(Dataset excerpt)
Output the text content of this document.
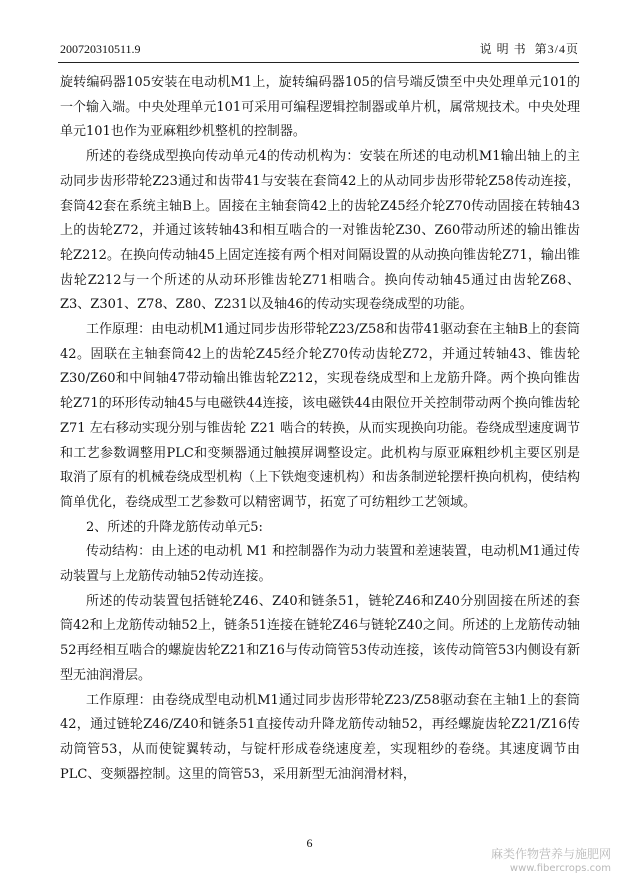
200720310511.9	说 明 书 第3/4页

旋转编码器105安装在电动机M1上，旋转编码器105的信号端反馈至中央处理单元101的一个输入端。中央处理单元101可采用可编程逻辑控制器或单片机，属常规技术。中央处理单元101也作为亚麻粗纱机整机的控制器。

所述的卷绕成型换向传动单元4的传动机构为：安装在所述的电动机M1输出轴上的主动同步齿形带轮Z23通过和齿带41与安装在套筒42上的从动同步齿形带轮Z58传动连接，套筒42套在系统主轴B上。固接在主轴套筒42上的齿轮Z45经介轮Z70传动固接在转轴43上的齿轮Z72，并通过该转轴43和相互啮合的一对锥齿轮Z30、Z60带动所述的输出锥齿轮Z212。在换向传动轴45上固定连接有两个相对间隔设置的从动换向锥齿轮Z71，输出锥齿轮Z212与一个所述的从动环形锥齿轮Z71相啮合。换向传动轴45通过由齿轮Z68、Z3、Z301、Z78、Z80、Z231以及轴46的传动实现卷绕成型的功能。

工作原理：由电动机M1通过同步齿形带轮Z23/Z58和齿带41驱动套在主轴B上的套筒42。固联在主轴套筒42上的齿轮Z45经介轮Z70传动齿轮Z72，并通过转轴43、锥齿轮Z30/Z60和中间轴47带动输出锥齿轮Z212，实现卷绕成型和上龙筋升降。两个换向锥齿轮Z71的环形传动轴45与电磁铁44连接，该电磁铁44由限位开关控制带动两个换向锥齿轮 Z71 左右移动实现分别与锥齿轮 Z21 啮合的转换，从而实现换向功能。卷绕成型速度调节和工艺参数调整用PLC和变频器通过触摸屏调整设定。此机构与原亚麻粗纱机主要区别是取消了原有的机械卷绕成型机构（上下铁炮变速机构）和齿条制逆轮摆杆换向机构，使结构简单优化，卷绕成型工艺参数可以精密调节，拓宽了可纺粗纱工艺领域。

2、所述的升降龙筋传动单元5:

传动结构：由上述的电动机 M1 和控制器作为动力装置和差速装置，电动机M1通过传动装置与上龙筋传动轴52传动连接。

所述的传动装置包括链轮Z46、Z40和链条51，链轮Z46和Z40分别固接在所述的套筒42和上龙筋传动轴52上，链条51连接在链轮Z46与链轮Z40之间。所述的上龙筋传动轴52再经相互啮合的螺旋齿轮Z21和Z16与传动筒管53传动连接，该传动筒管53内侧设有新型无油润滑层。

工作原理：由卷绕成型电动机M1通过同步齿形带轮Z23/Z58驱动套在主轴1上的套筒42，通过链轮Z46/Z40和链条51直接传动升降龙筋传动轴52，再经螺旋齿轮Z21/Z16传动筒管53，从而使锭翼转动，与锭杆形成卷绕速度差，实现粗纱的卷绕。其速度调节由PLC、变频器控制。这里的筒管53，采用新型无油润滑材料，

6
麻类作物营养与施肥网
www.fibercrops.com
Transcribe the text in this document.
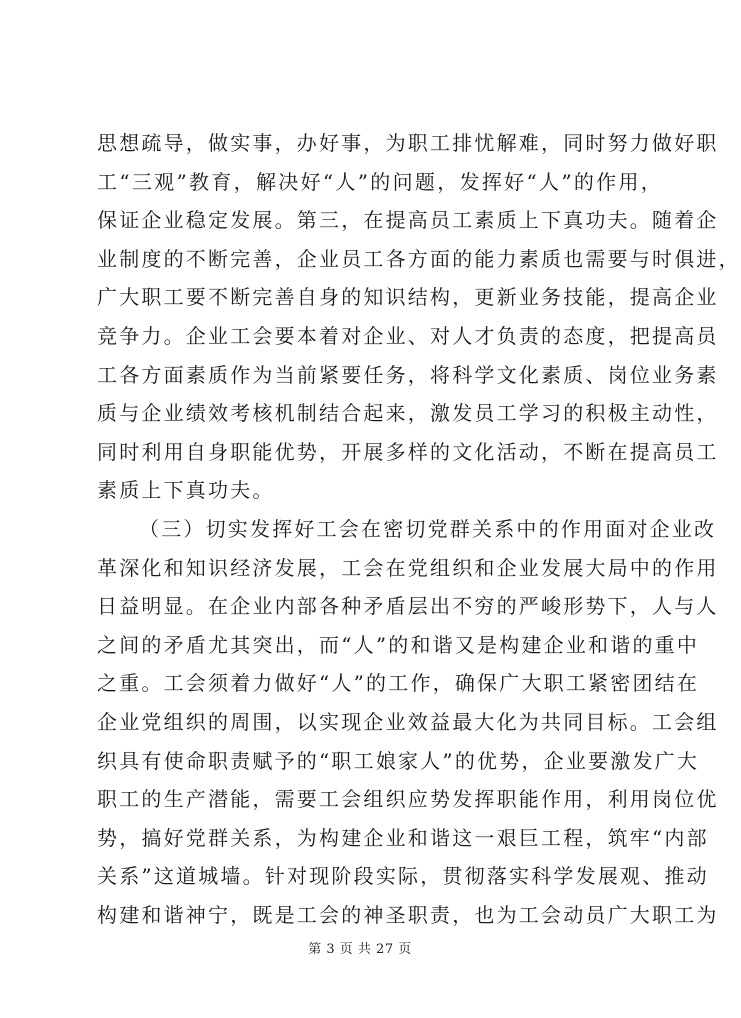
思想疏导，做实事，办好事，为职工排忧解难，同时努力做好职
工“三观”教育，解决好“人”的问题，发挥好“人”的作用，
保证企业稳定发展。第三，在提高员工素质上下真功夫。随着企
业制度的不断完善，企业员工各方面的能力素质也需要与时俱进，
广大职工要不断完善自身的知识结构，更新业务技能，提高企业
竞争力。企业工会要本着对企业、对人才负责的态度，把提高员
工各方面素质作为当前紧要任务，将科学文化素质、岗位业务素
质与企业绩效考核机制结合起来，激发员工学习的积极主动性，
同时利用自身职能优势，开展多样的文化活动，不断在提高员工
素质上下真功夫。
（三）切实发挥好工会在密切党群关系中的作用面对企业改
革深化和知识经济发展，工会在党组织和企业发展大局中的作用
日益明显。在企业内部各种矛盾层出不穷的严峻形势下，人与人
之间的矛盾尤其突出，而“人”的和谐又是构建企业和谐的重中
之重。工会须着力做好“人”的工作，确保广大职工紧密团结在
企业党组织的周围，以实现企业效益最大化为共同目标。工会组
织具有使命职责赋予的“职工娘家人”的优势，企业要激发广大
职工的生产潜能，需要工会组织应势发挥职能作用，利用岗位优
势，搞好党群关系，为构建企业和谐这一艰巨工程，筑牢“内部
关系”这道城墙。针对现阶段实际，贯彻落实科学发展观、推动
构建和谐神宁，既是工会的神圣职责，也为工会动员广大职工为
第 3 页 共 27 页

EXERCISE PROMPT: Of the lines in the entries above, how many include "this"? Only the number should be given.

ANSWER TO THE TASK: 2